## Source material
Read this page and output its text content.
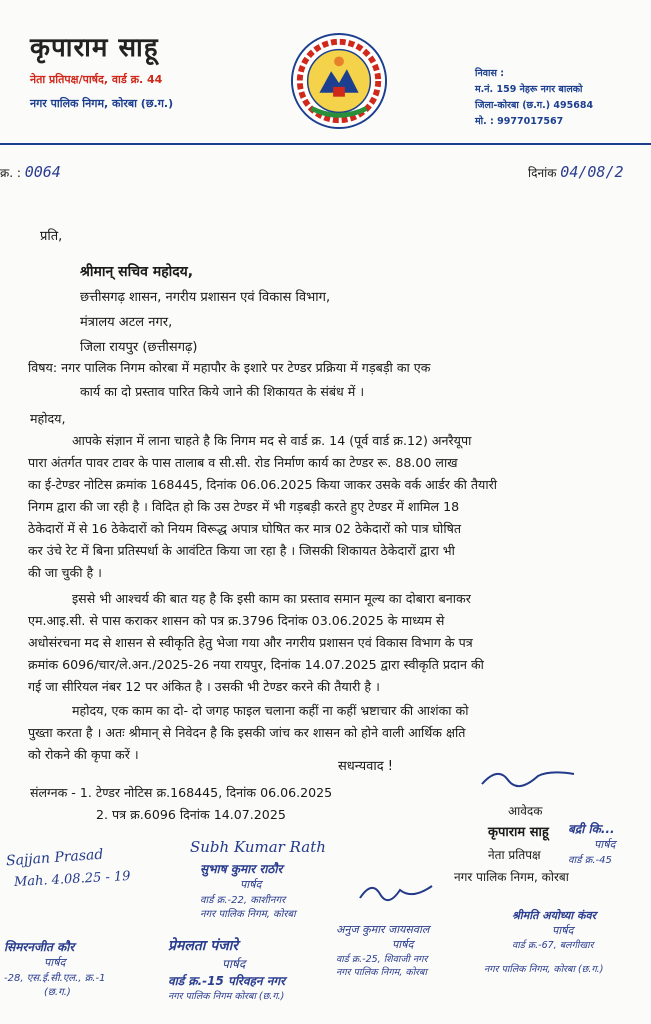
कृपाराम साहू
नेता प्रतिपक्ष/पार्षद, वार्ड क्र. 44
नगर पालिक निगम, कोरबा (छ.ग.)
निवास :
म.नं. 159 नेहरू नगर बालको
जिला-कोरबा (छ.ग.) 495684
मो. : 9977017567
क्र. : 0064	दिनांक 04/08/2
प्रति,
श्रीमान् सचिव महोदय,
छत्तीसगढ़ शासन, नगरीय प्रशासन एवं विकास विभाग,
मंत्रालय अटल नगर,
जिला रायपुर (छत्तीसगढ़)
विषय: नगर पालिक निगम कोरबा में महापौर के इशारे पर टेण्डर प्रक्रिया में गड़बड़ी का एक
कार्य का दो प्रस्ताव पारित किये जाने की शिकायत के संबंध में ।
महोदय,
आपके संज्ञान में लाना चाहते है कि निगम मद से वार्ड क्र. 14 (पूर्व वार्ड क्र.12) अनरैयूपा
पारा अंतर्गत पावर टावर के पास तालाब व सी.सी. रोड निर्माण कार्य का टेण्डर रू. 88.00 लाख
का ई-टेण्डर नोटिस क्रमांक 168445, दिनांक 06.06.2025 किया जाकर उसके वर्क आर्डर की तैयारी
निगम द्वारा की जा रही है । विदित हो कि उस टेण्डर में भी गड़बड़ी करते हुए टेण्डर में शामिल 18
ठेकेदारों में से 16 ठेकेदारों को नियम विरूद्ध अपात्र घोषित कर मात्र 02 ठेकेदारों को पात्र घोषित
कर उंचे रेट में बिना प्रतिस्पर्धा के आवंटित किया जा रहा है । जिसकी शिकायत ठेकेदारों द्वारा भी
की जा चुकी है ।
इससे भी आश्चर्य की बात यह है कि इसी काम का प्रस्ताव समान मूल्य का दोबारा बनाकर
एम.आइ.सी. से पास कराकर शासन को पत्र क्र.3796 दिनांक 03.06.2025 के माध्यम से
अधोसंरचना मद से शासन से स्वीकृति हेतु भेजा गया और नगरीय प्रशासन एवं विकास विभाग के पत्र
क्रमांक 6096/चार/ले.अन./2025-26 नया रायपुर, दिनांक 14.07.2025 द्वारा स्वीकृति प्रदान की
गई जा सीरियल नंबर 12 पर अंकित है । उसकी भी टेण्डर करने की तैयारी है ।
महोदय, एक काम का दो- दो जगह फाइल चलाना कहीं ना कहीं भ्रष्टाचार की आशंका को
पुख्ता करता है । अतः श्रीमान् से निवेदन है कि इसकी जांच कर शासन को होने वाली आर्थिक क्षति
को रोकने की कृपा करें ।
सधन्यवाद !
संलग्नक - 1. टेण्डर नोटिस क्र.168445, दिनांक 06.06.2025
2. पत्र क्र.6096 दिनांक 14.07.2025	आवेदक
कृपाराम साहू
नेता प्रतिपक्ष
नगर पालिक निगम, कोरबा
Sajjan Prasad
Mah. 4.08.25 - 19
Subh Kumar Rath
सुभाष कुमार राठौर
पार्षद
वार्ड क्र.-22, काशीनगर
नगर पालिक निगम, कोरबा
अनुज कुमार जायसवाल
पार्षद
वार्ड क्र.-25, शिवाजी नगर
नगर पालिक निगम, कोरबा
श्रीमति अयोध्या कंवर
पार्षद
वार्ड क्र.-67, बलगीखार
नगर पालिक निगम, कोरबा (छ.ग.)
बद्री कि...
पार्षद
वार्ड क्र.-45
सिमरनजीत कौर
पार्षद
-28, एस.ई.सी.एल., क्र.-1
(छ.ग.)
प्रेमलता पंजारे
पार्षद
वार्ड क्र.-15 परिवहन नगर
नगर पालिक निगम कोरबा (छ.ग.)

## Short exercise
Repeat the records above verbatim, with no pictures in the result.

## Solution
Read this page and output its text content.
कृपाराम साहू
नेता प्रतिपक्ष/पार्षद, वार्ड क्र. 44
नगर पालिक निगम, कोरबा (छ.ग.)
निवास :
म.नं. 159 नेहरू नगर बालको
जिला-कोरबा (छ.ग.) 495684
मो. : 9977017567
क्र. : 0064	दिनांक 04/08/2
प्रति,
श्रीमान् सचिव महोदय,
छत्तीसगढ़ शासन, नगरीय प्रशासन एवं विकास विभाग,
मंत्रालय अटल नगर,
जिला रायपुर (छत्तीसगढ़)
विषय: नगर पालिक निगम कोरबा में महापौर के इशारे पर टेण्डर प्रक्रिया में गड़बड़ी का एक
कार्य का दो प्रस्ताव पारित किये जाने की शिकायत के संबंध में ।
महोदय,
आपके संज्ञान में लाना चाहते है कि निगम मद से वार्ड क्र. 14 (पूर्व वार्ड क्र.12) अनरैयूपा
पारा अंतर्गत पावर टावर के पास तालाब व सी.सी. रोड निर्माण कार्य का टेण्डर रू. 88.00 लाख
का ई-टेण्डर नोटिस क्रमांक 168445, दिनांक 06.06.2025 किया जाकर उसके वर्क आर्डर की तैयारी
निगम द्वारा की जा रही है । विदित हो कि उस टेण्डर में भी गड़बड़ी करते हुए टेण्डर में शामिल 18
ठेकेदारों में से 16 ठेकेदारों को नियम विरूद्ध अपात्र घोषित कर मात्र 02 ठेकेदारों को पात्र घोषित
कर उंचे रेट में बिना प्रतिस्पर्धा के आवंटित किया जा रहा है । जिसकी शिकायत ठेकेदारों द्वारा भी
की जा चुकी है ।
इससे भी आश्चर्य की बात यह है कि इसी काम का प्रस्ताव समान मूल्य का दोबारा बनाकर
एम.आइ.सी. से पास कराकर शासन को पत्र क्र.3796 दिनांक 03.06.2025 के माध्यम से
अधोसंरचना मद से शासन से स्वीकृति हेतु भेजा गया और नगरीय प्रशासन एवं विकास विभाग के पत्र
क्रमांक 6096/चार/ले.अन./2025-26 नया रायपुर, दिनांक 14.07.2025 द्वारा स्वीकृति प्रदान की
गई जा सीरियल नंबर 12 पर अंकित है । उसकी भी टेण्डर करने की तैयारी है ।
महोदय, एक काम का दो- दो जगह फाइल चलाना कहीं ना कहीं भ्रष्टाचार की आशंका को
पुख्ता करता है । अतः श्रीमान् से निवेदन है कि इसकी जांच कर शासन को होने वाली आर्थिक क्षति
को रोकने की कृपा करें ।
सधन्यवाद !
संलग्नक - 1. टेण्डर नोटिस क्र.168445, दिनांक 06.06.2025
2. पत्र क्र.6096 दिनांक 14.07.2025	आवेदक
कृपाराम साहू
नेता प्रतिपक्ष
नगर पालिक निगम, कोरबा
Sajjan Prasad
Mah. 4.08.25 - 19
Subh Kumar Rath
सुभाष कुमार राठौर
पार्षद
वार्ड क्र.-22, काशीनगर
नगर पालिक निगम, कोरबा
अनुज कुमार जायसवाल
पार्षद
वार्ड क्र.-25, शिवाजी नगर
नगर पालिक निगम, कोरबा
श्रीमति अयोध्या कंवर
पार्षद
वार्ड क्र.-67, बलगीखार
नगर पालिक निगम, कोरबा (छ.ग.)
बद्री कि...
पार्षद
वार्ड क्र.-45
सिमरनजीत कौर
पार्षद
-28, एस.ई.सी.एल., क्र.-1
(छ.ग.)
प्रेमलता पंजारे
पार्षद
वार्ड क्र.-15 परिवहन नगर
नगर पालिक निगम कोरबा (छ.ग.)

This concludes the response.